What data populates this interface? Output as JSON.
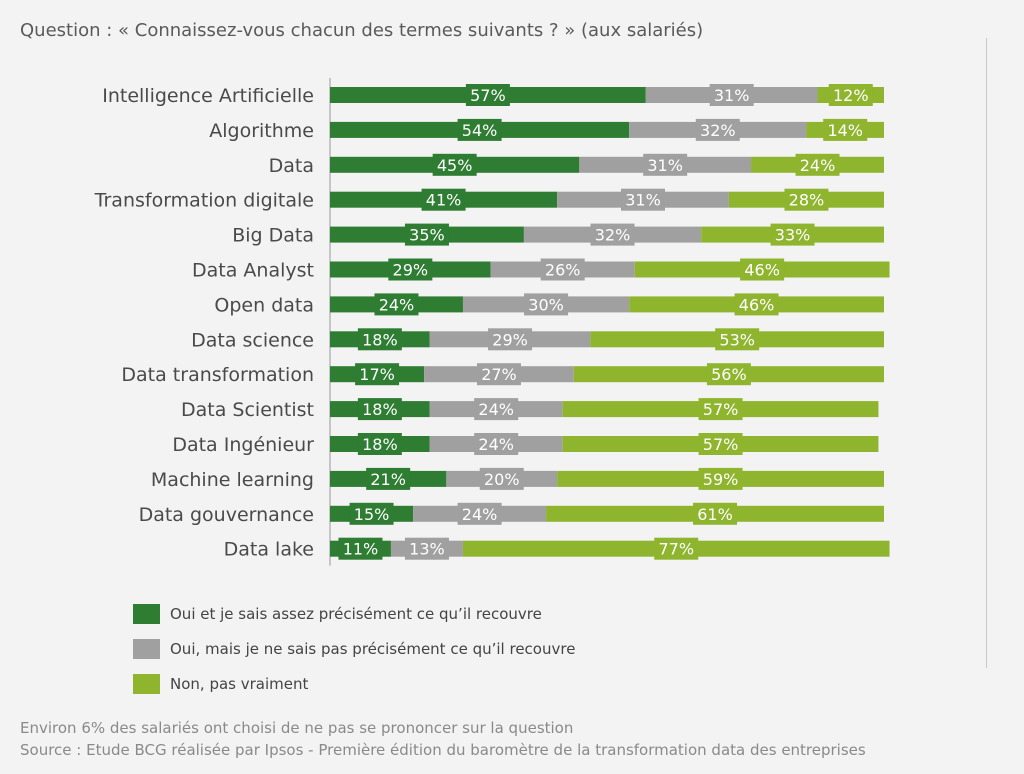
{
  "question": "Question : « Connaissez-vous chacun des termes suivants ? » (aux salariés)",
  "footnote": "Environ 6% des salariés ont choisi de ne pas se prononcer sur la question",
  "source": "Source : Etude BCG réalisée par Ipsos - Première édition du baromètre de la transformation data des entreprises",
  "colors": {
    "oui_precis": "#2e7d32",
    "oui_pas_precis": "#a0a0a0",
    "non": "#8fb52f",
    "label_box_dark": "#2e7d32",
    "label_box_grey": "#a0a0a0",
    "label_box_light": "#8fb52f"
  },
  "legend": [
    {
      "label": "Oui et je sais assez précisément ce qu’il recouvre",
      "color": "#2e7d32"
    },
    {
      "label": "Oui, mais je ne sais pas précisément ce qu’il recouvre",
      "color": "#a0a0a0"
    },
    {
      "label": "Non, pas vraiment",
      "color": "#8fb52f"
    }
  ],
  "chart_data": {
    "type": "bar",
    "orientation": "horizontal",
    "stacked": true,
    "unit": "%",
    "categories": [
      "Intelligence Artificielle",
      "Algorithme",
      "Data",
      "Transformation digitale",
      "Big Data",
      "Data Analyst",
      "Open data",
      "Data science",
      "Data transformation",
      "Data Scientist",
      "Data Ingénieur",
      "Machine learning",
      "Data gouvernance",
      "Data lake"
    ],
    "series": [
      {
        "name": "Oui et je sais assez précisément ce qu’il recouvre",
        "values": [
          57,
          54,
          45,
          41,
          35,
          29,
          24,
          18,
          17,
          18,
          18,
          21,
          15,
          11
        ]
      },
      {
        "name": "Oui, mais je ne sais pas précisément ce qu’il recouvre",
        "values": [
          31,
          32,
          31,
          31,
          32,
          26,
          30,
          29,
          27,
          24,
          24,
          20,
          24,
          13
        ]
      },
      {
        "name": "Non, pas vraiment",
        "values": [
          12,
          14,
          24,
          28,
          33,
          46,
          46,
          53,
          56,
          57,
          57,
          59,
          61,
          77
        ]
      }
    ],
    "xlim": [
      0,
      100
    ],
    "grid": false,
    "legend_position": "bottom-left"
  }
}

++++++

__BRIEF__.
Find the lines that include the string "salariés", then copy each of them.

__THE RESULT__.
  "question": "Question : « Connaissez-vous chacun des termes suivants ? » (aux salariés)",
  "footnote": "Environ 6% des salariés ont choisi de ne pas se prononcer sur la question",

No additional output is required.